═════ Provided material

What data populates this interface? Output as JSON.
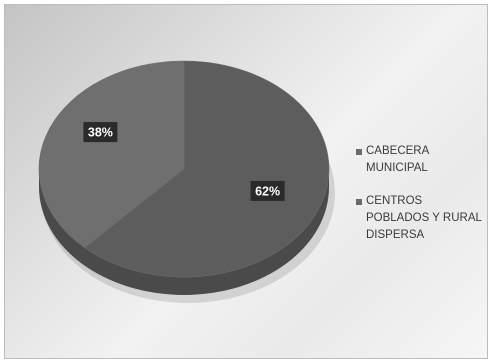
{
  "chart_data": {
    "type": "pie",
    "title": "",
    "categories": [
      "CABECERA MUNICIPAL",
      "CENTROS POBLADOS Y RURAL DISPERSA"
    ],
    "values": [
      38,
      62
    ],
    "data_labels": [
      "38%",
      "62%"
    ],
    "legend_position": "right",
    "colors": [
      "#6f6f6f",
      "#5d5d5d"
    ],
    "side_color": "#4a4a4a",
    "label_box_color": "#2a2a2a"
  },
  "legend": {
    "items": [
      {
        "label": "CABECERA MUNICIPAL",
        "color": "#6a6a6a"
      },
      {
        "label": "CENTROS POBLADOS Y RURAL DISPERSA",
        "color": "#6a6a6a"
      }
    ]
  }
}
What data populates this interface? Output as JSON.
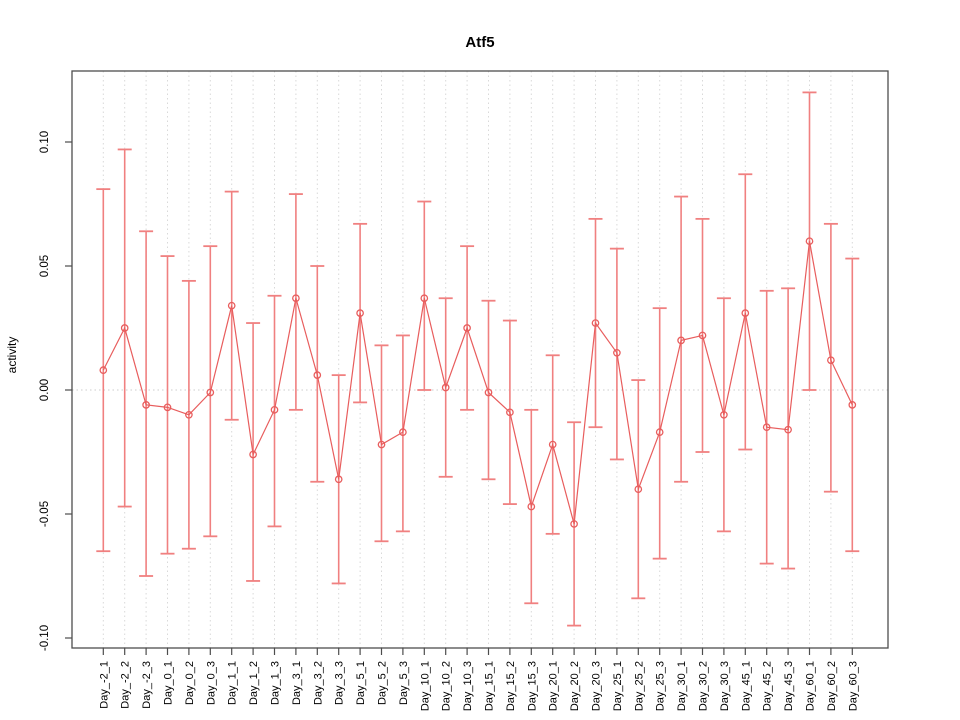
{
  "figure": {
    "title": "Atf5"
  },
  "colors": {
    "marker_line": "#e85d5d",
    "error_bar": "#f08080",
    "grid": "#d9d9d9",
    "zero_line": "#cccccc",
    "axis": "#4d4d4d",
    "text": "#000000"
  },
  "chart_data": {
    "type": "line",
    "title": "Atf5",
    "xlabel": "",
    "ylabel": "activity",
    "legend": null,
    "grid": "dotted vertical gridline at every category; dotted horizontal line at y=0",
    "marker": "open-circle with error bars (caps on both ends)",
    "ylim": [
      -0.104,
      0.129
    ],
    "ytick_values": [
      0.1,
      0.05,
      0.0,
      -0.05,
      -0.1
    ],
    "ytick_labels": [
      "0.10",
      "0.05",
      "0.00",
      "-0.05",
      "-0.10"
    ],
    "categories": [
      "Day_-2_1",
      "Day_-2_2",
      "Day_-2_3",
      "Day_0_1",
      "Day_0_2",
      "Day_0_3",
      "Day_1_1",
      "Day_1_2",
      "Day_1_3",
      "Day_3_1",
      "Day_3_2",
      "Day_3_3",
      "Day_5_1",
      "Day_5_2",
      "Day_5_3",
      "Day_10_1",
      "Day_10_2",
      "Day_10_3",
      "Day_15_1",
      "Day_15_2",
      "Day_15_3",
      "Day_20_1",
      "Day_20_2",
      "Day_20_3",
      "Day_25_1",
      "Day_25_2",
      "Day_25_3",
      "Day_30_1",
      "Day_30_2",
      "Day_30_3",
      "Day_45_1",
      "Day_45_2",
      "Day_45_3",
      "Day_60_1",
      "Day_60_2",
      "Day_60_3"
    ],
    "series": [
      {
        "name": "activity",
        "values": [
          0.008,
          0.025,
          -0.006,
          -0.007,
          -0.01,
          -0.001,
          0.034,
          -0.026,
          -0.008,
          0.037,
          0.006,
          -0.036,
          0.031,
          -0.022,
          -0.017,
          0.037,
          0.001,
          0.025,
          -0.001,
          -0.009,
          -0.047,
          -0.022,
          -0.054,
          0.027,
          0.015,
          -0.04,
          -0.017,
          0.02,
          0.022,
          -0.01,
          0.031,
          -0.015,
          -0.016,
          0.06,
          0.012,
          -0.006
        ],
        "upper": [
          0.081,
          0.097,
          0.064,
          0.054,
          0.044,
          0.058,
          0.08,
          0.027,
          0.038,
          0.079,
          0.05,
          0.006,
          0.067,
          0.018,
          0.022,
          0.076,
          0.037,
          0.058,
          0.036,
          0.028,
          -0.008,
          0.014,
          -0.013,
          0.069,
          0.057,
          0.004,
          0.033,
          0.078,
          0.069,
          0.037,
          0.087,
          0.04,
          0.041,
          0.12,
          0.067,
          0.053
        ],
        "lower": [
          -0.065,
          -0.047,
          -0.075,
          -0.066,
          -0.064,
          -0.059,
          -0.012,
          -0.077,
          -0.055,
          -0.008,
          -0.037,
          -0.078,
          -0.005,
          -0.061,
          -0.057,
          0.0,
          -0.035,
          -0.008,
          -0.036,
          -0.046,
          -0.086,
          -0.058,
          -0.095,
          -0.015,
          -0.028,
          -0.084,
          -0.068,
          -0.037,
          -0.025,
          -0.057,
          -0.024,
          -0.07,
          -0.072,
          0.0,
          -0.041,
          -0.065
        ]
      }
    ]
  }
}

══════════

Problem to solve » Identify each line holding the string "CENTROS", and copy it out.

Task response »
      "CENTROS POBLADOS Y RURAL DISPERSA"
        "label": "CENTROS POBLADOS Y RURAL DISPERSA",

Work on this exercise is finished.